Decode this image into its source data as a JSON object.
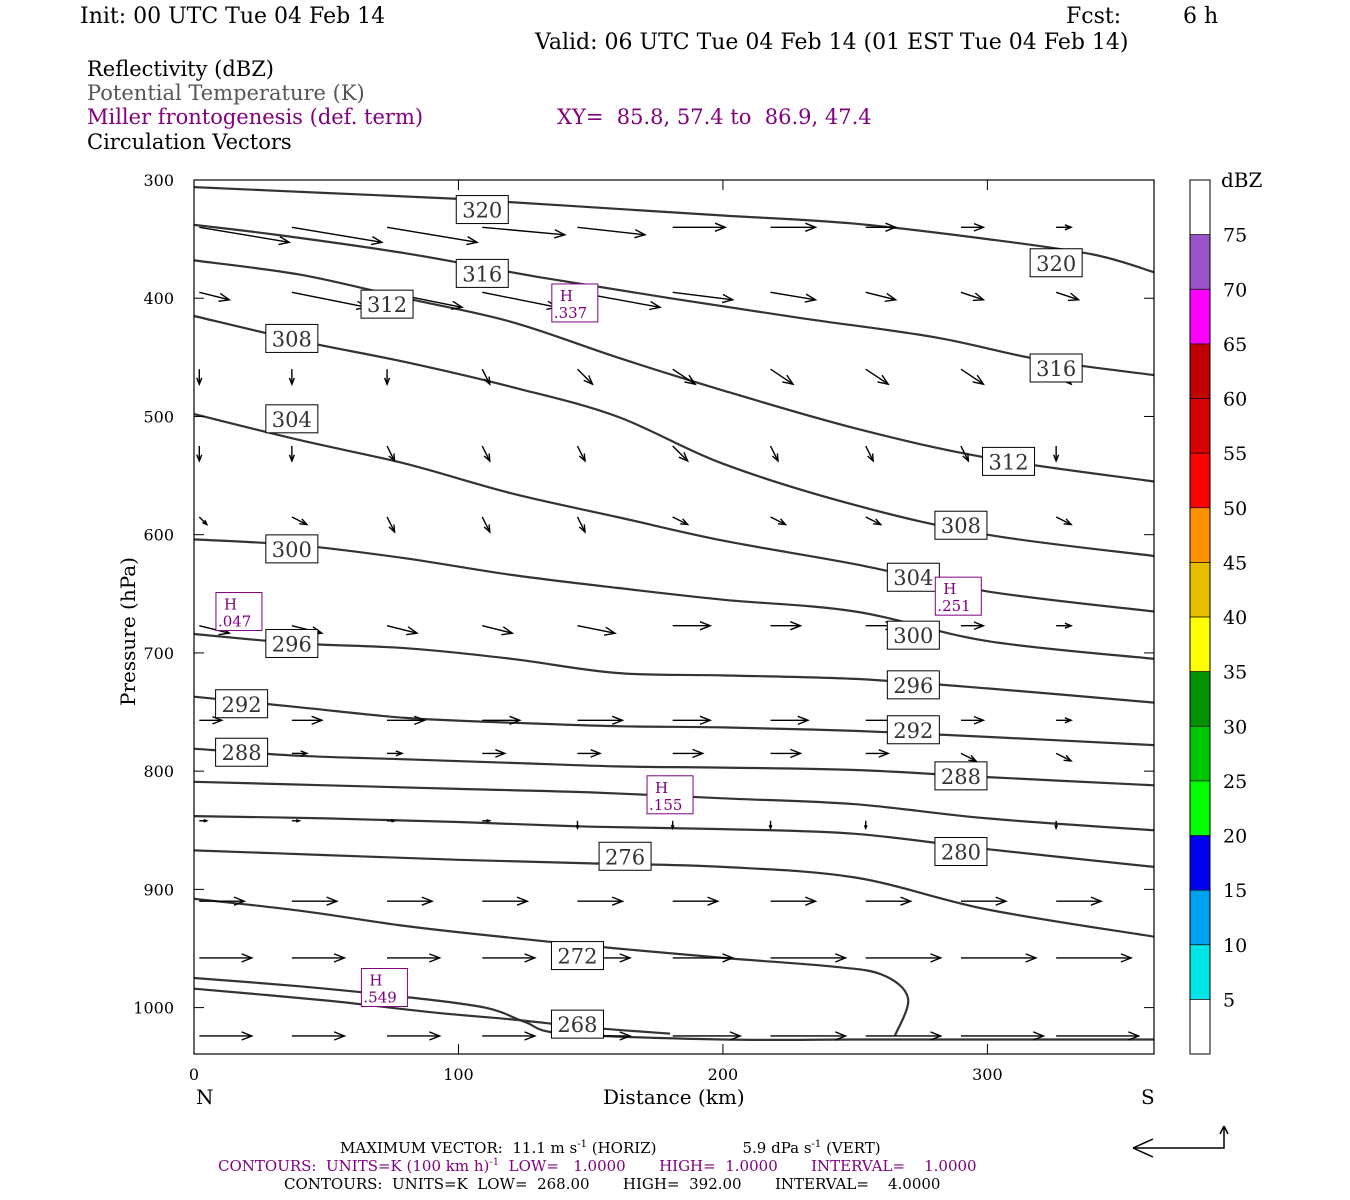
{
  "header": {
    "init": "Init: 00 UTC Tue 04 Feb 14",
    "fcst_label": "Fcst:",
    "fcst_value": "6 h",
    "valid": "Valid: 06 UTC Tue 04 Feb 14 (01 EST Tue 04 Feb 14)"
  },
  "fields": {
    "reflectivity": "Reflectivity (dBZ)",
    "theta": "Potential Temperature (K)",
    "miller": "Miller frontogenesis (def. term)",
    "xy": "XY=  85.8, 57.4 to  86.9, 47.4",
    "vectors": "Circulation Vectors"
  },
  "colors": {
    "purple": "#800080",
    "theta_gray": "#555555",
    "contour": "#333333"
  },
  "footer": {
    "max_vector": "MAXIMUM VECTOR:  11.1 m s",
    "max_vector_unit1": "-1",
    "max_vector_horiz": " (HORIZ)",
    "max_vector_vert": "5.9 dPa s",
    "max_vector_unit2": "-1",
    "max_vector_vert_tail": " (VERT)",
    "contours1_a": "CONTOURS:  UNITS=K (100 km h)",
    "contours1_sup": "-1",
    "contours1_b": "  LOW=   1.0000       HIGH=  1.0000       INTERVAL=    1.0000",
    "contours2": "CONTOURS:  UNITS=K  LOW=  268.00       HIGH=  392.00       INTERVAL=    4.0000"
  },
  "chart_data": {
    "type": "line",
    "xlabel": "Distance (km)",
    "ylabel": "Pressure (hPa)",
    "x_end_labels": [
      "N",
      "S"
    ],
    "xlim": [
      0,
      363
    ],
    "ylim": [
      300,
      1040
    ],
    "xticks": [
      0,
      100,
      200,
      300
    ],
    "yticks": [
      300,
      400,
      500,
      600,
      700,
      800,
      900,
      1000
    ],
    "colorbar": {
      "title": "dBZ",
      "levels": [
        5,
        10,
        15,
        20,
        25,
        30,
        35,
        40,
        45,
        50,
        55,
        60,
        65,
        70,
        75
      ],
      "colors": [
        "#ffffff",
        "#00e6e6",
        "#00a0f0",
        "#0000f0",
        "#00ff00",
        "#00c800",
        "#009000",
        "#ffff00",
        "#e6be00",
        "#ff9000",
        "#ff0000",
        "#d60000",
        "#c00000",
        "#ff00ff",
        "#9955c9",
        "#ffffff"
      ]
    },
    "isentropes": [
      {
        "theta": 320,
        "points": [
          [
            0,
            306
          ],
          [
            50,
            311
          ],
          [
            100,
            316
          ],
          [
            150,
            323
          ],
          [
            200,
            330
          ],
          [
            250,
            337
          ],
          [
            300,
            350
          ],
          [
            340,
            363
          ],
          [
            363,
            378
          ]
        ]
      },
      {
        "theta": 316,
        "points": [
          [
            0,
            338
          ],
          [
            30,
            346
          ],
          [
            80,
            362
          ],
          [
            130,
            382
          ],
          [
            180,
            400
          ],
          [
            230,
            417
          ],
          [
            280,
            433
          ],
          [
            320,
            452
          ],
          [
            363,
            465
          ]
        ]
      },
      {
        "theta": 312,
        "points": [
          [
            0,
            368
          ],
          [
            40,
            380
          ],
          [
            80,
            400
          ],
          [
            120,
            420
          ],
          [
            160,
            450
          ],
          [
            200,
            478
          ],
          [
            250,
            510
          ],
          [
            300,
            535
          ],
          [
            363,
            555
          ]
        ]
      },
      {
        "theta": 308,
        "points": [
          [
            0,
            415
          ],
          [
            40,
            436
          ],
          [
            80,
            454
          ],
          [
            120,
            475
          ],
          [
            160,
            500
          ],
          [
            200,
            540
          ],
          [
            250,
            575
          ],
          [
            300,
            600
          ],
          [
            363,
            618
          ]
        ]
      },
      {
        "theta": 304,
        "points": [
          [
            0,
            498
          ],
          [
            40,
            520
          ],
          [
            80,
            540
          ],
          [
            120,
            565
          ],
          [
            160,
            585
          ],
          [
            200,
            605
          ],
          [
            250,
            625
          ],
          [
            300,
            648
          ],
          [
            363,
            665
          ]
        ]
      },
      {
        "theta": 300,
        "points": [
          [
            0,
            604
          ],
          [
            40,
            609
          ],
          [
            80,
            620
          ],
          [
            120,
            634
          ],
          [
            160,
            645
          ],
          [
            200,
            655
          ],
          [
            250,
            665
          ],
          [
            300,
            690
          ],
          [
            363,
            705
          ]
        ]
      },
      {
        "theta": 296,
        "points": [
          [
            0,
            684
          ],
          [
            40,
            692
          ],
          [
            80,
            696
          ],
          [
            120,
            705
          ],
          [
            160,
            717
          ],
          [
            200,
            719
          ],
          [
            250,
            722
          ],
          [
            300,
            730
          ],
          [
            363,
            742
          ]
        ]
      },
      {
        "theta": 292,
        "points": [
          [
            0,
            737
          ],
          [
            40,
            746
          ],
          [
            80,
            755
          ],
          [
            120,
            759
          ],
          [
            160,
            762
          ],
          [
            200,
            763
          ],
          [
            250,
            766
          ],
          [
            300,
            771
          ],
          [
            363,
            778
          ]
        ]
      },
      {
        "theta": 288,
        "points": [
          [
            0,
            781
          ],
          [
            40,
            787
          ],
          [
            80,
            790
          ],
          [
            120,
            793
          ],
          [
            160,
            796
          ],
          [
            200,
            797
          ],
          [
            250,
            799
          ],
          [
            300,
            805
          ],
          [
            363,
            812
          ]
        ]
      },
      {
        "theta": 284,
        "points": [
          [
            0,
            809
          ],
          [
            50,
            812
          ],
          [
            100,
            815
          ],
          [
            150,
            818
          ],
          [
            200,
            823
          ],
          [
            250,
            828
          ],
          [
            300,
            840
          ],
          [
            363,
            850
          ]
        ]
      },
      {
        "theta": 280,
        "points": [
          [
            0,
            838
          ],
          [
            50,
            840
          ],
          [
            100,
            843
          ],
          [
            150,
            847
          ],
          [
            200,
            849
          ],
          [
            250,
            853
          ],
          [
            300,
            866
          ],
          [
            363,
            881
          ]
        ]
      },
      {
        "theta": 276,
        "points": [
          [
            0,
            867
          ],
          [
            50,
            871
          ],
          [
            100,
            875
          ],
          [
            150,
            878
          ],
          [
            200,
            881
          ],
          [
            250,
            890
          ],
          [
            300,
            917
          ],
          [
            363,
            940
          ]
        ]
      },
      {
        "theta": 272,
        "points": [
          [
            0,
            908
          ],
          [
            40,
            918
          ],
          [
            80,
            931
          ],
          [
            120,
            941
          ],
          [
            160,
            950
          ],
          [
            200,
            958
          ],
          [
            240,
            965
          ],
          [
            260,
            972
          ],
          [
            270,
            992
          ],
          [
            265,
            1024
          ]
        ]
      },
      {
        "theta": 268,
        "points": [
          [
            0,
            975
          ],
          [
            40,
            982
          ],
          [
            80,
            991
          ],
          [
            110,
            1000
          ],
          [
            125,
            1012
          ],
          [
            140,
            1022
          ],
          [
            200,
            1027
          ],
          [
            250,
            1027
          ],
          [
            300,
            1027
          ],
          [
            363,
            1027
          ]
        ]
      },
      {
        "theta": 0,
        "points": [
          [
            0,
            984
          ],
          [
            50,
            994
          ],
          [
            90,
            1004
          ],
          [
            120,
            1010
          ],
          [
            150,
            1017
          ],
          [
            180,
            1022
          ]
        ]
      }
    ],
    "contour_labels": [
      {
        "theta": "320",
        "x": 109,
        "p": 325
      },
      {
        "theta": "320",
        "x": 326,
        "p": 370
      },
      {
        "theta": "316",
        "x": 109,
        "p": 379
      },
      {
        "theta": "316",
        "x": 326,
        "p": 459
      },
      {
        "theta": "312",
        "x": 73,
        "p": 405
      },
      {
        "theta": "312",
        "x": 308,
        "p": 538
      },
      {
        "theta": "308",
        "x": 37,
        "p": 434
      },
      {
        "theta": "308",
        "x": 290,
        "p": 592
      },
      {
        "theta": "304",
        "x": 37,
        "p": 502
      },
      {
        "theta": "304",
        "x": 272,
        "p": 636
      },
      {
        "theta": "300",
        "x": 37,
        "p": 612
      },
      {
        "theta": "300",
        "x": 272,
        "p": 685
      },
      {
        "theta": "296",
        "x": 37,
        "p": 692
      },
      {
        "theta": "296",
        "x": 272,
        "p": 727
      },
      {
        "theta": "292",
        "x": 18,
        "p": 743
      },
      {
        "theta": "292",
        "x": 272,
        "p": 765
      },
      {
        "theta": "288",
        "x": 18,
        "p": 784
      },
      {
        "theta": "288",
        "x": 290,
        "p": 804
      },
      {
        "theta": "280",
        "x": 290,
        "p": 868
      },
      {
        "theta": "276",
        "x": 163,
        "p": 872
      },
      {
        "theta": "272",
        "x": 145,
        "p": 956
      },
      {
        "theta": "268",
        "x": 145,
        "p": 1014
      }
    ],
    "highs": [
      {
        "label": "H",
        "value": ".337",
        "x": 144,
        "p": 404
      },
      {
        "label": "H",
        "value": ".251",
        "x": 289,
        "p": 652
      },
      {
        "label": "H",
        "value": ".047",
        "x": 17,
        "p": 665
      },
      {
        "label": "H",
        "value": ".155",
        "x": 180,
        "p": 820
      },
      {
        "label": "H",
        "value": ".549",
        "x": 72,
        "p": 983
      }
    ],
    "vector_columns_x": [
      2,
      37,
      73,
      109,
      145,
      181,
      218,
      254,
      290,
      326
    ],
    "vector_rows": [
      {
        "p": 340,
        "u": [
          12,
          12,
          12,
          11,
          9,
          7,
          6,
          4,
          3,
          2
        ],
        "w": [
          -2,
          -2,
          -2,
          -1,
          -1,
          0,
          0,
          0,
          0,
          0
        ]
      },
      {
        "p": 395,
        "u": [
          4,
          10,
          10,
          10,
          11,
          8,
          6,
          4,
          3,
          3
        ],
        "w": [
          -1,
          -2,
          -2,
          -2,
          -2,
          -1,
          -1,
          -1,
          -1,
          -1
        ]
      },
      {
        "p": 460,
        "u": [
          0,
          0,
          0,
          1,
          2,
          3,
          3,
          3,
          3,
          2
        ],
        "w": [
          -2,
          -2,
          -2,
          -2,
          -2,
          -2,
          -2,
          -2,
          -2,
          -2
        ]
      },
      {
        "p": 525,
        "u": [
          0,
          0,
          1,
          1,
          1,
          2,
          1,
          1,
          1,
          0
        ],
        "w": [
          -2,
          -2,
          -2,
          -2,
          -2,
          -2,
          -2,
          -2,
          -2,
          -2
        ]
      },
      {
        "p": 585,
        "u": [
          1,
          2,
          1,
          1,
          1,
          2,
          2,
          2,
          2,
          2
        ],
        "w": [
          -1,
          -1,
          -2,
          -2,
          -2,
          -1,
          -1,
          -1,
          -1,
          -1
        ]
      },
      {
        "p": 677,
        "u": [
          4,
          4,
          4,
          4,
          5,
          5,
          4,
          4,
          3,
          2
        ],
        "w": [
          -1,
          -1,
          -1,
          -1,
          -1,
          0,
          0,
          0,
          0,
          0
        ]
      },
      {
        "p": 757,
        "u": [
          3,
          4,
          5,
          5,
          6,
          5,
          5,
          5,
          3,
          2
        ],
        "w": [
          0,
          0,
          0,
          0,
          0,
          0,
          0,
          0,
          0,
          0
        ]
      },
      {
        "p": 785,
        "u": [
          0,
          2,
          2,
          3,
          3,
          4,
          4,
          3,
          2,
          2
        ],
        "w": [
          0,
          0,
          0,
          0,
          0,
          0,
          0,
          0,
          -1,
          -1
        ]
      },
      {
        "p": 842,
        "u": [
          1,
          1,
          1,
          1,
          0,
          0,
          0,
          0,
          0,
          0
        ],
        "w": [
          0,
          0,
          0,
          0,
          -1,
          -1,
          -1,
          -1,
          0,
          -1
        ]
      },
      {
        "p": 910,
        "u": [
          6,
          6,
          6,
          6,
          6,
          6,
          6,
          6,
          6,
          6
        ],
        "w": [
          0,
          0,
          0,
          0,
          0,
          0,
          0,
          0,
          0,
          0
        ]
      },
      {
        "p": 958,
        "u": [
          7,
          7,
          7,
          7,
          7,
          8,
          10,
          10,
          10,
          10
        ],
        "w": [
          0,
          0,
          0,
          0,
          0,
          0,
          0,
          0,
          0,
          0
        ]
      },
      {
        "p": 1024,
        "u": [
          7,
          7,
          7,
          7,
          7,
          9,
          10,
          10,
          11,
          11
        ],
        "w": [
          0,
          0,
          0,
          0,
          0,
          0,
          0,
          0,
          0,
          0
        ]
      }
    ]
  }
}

# Task objective
Search the data for the word "UNITS" and report how many lines include it, with the number alone.

# Response to the exercise
2